## Task to carry out
For this exercise, copy out each line of the material below that includes "return".

Data entries:
┄┄┄┄┄┄┄┄┄┄┄┄┄┄┄┄┄┄┄┄

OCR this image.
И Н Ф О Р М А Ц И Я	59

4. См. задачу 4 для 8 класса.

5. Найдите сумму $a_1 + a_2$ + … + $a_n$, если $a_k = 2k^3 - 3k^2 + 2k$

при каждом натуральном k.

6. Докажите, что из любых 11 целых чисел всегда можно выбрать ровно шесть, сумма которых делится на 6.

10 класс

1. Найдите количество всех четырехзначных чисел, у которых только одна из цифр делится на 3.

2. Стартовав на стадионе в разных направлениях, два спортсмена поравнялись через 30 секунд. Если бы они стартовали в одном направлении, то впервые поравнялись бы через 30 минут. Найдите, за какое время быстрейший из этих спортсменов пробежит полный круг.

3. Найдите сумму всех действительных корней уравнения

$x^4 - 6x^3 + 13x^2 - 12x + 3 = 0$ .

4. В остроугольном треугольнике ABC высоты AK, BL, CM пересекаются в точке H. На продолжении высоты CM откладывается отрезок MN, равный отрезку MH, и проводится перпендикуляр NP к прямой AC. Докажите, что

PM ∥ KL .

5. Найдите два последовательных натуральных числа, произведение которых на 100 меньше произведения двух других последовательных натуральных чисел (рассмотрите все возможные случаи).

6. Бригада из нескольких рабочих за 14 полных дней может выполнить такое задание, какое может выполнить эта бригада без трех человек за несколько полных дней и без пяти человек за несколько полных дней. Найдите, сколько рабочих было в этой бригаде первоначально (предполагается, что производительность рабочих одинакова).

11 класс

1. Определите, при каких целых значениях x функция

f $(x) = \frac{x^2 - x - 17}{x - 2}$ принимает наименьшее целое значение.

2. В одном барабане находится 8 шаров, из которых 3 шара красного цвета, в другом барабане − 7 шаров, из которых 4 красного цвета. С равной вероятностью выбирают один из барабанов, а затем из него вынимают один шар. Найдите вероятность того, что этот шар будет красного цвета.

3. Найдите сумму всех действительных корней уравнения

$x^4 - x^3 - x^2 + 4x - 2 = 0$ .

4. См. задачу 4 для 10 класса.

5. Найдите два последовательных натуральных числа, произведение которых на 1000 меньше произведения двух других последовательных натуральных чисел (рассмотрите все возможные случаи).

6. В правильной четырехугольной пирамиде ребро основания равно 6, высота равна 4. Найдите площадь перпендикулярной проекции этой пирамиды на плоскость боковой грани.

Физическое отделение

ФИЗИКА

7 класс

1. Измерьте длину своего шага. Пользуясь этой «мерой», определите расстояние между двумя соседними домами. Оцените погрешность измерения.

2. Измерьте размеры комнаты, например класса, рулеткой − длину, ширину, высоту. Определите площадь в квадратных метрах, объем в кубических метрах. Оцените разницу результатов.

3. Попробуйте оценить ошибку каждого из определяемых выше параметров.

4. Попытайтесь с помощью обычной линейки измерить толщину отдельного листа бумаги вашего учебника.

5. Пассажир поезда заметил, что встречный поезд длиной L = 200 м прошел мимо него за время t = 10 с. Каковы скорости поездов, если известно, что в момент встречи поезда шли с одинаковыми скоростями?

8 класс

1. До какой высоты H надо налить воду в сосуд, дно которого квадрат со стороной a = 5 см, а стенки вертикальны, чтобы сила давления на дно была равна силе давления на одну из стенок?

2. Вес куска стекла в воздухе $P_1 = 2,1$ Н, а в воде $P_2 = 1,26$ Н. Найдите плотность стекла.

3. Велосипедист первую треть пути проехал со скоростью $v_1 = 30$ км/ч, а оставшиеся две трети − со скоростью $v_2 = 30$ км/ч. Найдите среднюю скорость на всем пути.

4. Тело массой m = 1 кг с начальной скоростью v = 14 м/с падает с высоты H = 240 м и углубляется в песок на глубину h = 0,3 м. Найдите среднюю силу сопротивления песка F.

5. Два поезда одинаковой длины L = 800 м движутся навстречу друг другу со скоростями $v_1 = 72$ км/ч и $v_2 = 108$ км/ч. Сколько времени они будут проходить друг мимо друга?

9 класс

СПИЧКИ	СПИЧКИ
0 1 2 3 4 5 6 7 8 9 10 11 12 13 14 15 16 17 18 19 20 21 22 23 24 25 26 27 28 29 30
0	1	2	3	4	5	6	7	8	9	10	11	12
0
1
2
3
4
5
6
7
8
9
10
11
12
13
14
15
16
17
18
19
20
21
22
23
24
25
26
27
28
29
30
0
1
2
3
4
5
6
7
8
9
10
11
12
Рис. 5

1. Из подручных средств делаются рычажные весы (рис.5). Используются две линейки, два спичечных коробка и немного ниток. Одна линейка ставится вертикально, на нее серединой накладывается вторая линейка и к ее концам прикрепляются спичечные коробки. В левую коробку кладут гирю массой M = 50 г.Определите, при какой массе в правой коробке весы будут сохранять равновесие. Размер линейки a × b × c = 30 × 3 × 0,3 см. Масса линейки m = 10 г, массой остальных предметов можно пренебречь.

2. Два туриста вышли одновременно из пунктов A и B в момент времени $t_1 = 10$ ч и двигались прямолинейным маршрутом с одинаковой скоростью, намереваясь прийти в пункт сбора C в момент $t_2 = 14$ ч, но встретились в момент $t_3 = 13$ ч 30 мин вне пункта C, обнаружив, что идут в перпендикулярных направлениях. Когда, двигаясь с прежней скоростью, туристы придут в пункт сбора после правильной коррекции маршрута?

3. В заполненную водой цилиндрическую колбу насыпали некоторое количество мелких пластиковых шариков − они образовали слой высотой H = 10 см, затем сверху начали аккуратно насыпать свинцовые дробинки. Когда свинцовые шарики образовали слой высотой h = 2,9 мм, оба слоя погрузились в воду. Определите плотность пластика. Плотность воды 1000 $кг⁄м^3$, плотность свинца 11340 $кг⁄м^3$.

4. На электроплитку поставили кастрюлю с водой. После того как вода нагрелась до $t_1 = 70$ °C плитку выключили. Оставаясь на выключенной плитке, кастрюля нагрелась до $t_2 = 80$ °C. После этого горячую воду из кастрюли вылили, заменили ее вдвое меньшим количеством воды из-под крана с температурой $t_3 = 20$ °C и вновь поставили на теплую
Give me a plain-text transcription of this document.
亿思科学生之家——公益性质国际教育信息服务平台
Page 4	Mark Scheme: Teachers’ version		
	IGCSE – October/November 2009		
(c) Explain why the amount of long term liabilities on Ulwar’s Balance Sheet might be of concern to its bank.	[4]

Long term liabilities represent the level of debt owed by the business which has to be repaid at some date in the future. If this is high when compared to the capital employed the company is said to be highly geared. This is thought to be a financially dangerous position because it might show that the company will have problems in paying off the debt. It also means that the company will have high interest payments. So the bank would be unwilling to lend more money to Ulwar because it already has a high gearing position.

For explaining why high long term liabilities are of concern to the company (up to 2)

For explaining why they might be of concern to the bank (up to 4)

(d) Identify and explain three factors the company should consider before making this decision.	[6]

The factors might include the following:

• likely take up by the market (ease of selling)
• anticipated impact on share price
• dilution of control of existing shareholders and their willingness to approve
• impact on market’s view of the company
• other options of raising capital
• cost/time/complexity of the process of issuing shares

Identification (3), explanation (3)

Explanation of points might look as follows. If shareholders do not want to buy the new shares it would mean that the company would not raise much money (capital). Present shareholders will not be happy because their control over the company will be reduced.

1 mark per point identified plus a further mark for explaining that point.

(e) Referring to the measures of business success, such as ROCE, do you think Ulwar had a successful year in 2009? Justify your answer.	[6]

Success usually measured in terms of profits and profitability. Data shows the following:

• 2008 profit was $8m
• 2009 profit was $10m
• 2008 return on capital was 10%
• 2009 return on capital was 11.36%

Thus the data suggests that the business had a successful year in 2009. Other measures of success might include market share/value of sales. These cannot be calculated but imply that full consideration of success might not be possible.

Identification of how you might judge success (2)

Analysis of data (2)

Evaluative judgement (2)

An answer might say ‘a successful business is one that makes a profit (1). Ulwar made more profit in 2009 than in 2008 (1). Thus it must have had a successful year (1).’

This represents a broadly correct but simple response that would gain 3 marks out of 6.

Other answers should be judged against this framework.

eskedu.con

┄┄┄┄┄┄┄┄┄┄┄┄┄┄┄┄┄┄┄┄

## Answer to the problem
• 2008 return on capital was 10%
• 2009 return on capital was 11.36%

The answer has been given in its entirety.